▶ _Listed entries_:
•••

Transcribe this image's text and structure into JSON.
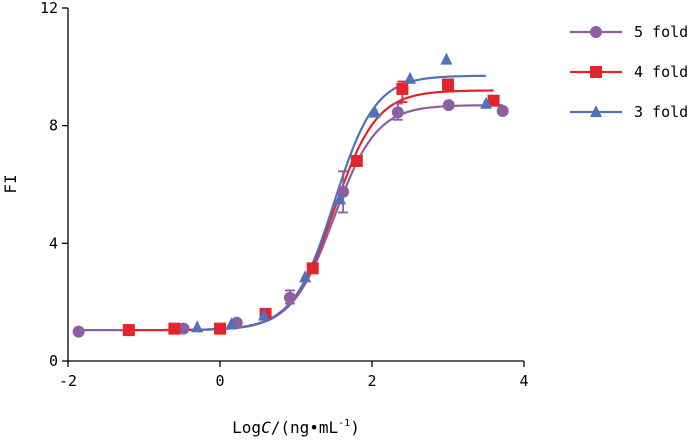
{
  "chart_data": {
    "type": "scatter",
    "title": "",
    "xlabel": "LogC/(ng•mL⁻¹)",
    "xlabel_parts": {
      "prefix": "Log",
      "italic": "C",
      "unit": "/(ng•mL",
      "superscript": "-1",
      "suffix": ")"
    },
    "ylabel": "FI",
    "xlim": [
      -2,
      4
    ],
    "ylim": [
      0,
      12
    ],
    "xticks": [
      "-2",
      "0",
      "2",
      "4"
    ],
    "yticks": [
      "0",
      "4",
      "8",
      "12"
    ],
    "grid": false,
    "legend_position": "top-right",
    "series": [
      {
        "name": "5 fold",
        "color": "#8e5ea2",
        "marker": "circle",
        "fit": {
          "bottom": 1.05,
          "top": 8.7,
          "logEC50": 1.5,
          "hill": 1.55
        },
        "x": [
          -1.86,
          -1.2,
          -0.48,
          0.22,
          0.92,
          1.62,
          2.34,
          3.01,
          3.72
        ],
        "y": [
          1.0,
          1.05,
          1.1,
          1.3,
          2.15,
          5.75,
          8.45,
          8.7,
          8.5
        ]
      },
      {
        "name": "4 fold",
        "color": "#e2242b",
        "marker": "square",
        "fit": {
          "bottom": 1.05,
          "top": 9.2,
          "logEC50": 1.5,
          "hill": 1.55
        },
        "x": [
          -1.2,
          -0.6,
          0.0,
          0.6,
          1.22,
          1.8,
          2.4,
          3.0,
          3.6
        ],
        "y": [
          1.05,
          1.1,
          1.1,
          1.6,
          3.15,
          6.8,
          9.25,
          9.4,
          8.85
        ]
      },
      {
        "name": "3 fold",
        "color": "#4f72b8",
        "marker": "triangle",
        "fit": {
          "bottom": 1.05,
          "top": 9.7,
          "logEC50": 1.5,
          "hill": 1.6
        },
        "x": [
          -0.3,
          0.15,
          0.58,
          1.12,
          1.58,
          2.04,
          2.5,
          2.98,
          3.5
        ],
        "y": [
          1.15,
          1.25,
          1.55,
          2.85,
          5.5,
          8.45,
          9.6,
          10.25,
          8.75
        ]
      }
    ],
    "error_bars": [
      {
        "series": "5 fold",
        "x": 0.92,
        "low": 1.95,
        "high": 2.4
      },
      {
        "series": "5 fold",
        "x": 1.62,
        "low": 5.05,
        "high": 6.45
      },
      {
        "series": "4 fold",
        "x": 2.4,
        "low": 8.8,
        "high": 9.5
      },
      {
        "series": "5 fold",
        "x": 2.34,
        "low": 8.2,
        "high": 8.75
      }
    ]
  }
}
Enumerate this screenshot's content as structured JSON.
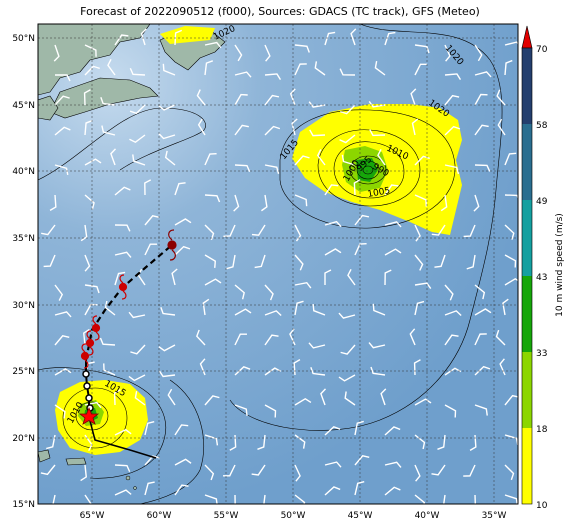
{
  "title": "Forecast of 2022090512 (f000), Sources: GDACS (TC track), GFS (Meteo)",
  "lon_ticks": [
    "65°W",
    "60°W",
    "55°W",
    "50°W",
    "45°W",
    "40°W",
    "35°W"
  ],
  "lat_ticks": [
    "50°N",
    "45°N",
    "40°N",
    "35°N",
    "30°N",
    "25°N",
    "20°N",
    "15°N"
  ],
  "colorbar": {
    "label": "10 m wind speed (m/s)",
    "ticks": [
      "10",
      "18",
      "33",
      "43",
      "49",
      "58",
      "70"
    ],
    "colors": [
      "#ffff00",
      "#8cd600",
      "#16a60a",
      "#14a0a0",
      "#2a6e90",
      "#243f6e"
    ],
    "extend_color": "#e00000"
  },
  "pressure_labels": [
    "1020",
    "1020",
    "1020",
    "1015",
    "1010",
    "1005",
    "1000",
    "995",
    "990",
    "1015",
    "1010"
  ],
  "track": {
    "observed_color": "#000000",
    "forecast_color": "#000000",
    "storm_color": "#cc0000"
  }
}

•••

▶ _Task brief_:
Go through the preceding material and copy each line that has the word "fold".

▶ _Expected answer_:
        "name": "5 fold",
        "name": "4 fold",
        "name": "3 fold",
        "series": "5 fold",
        "series": "5 fold",
        "series": "4 fold",
        "series": "5 fold",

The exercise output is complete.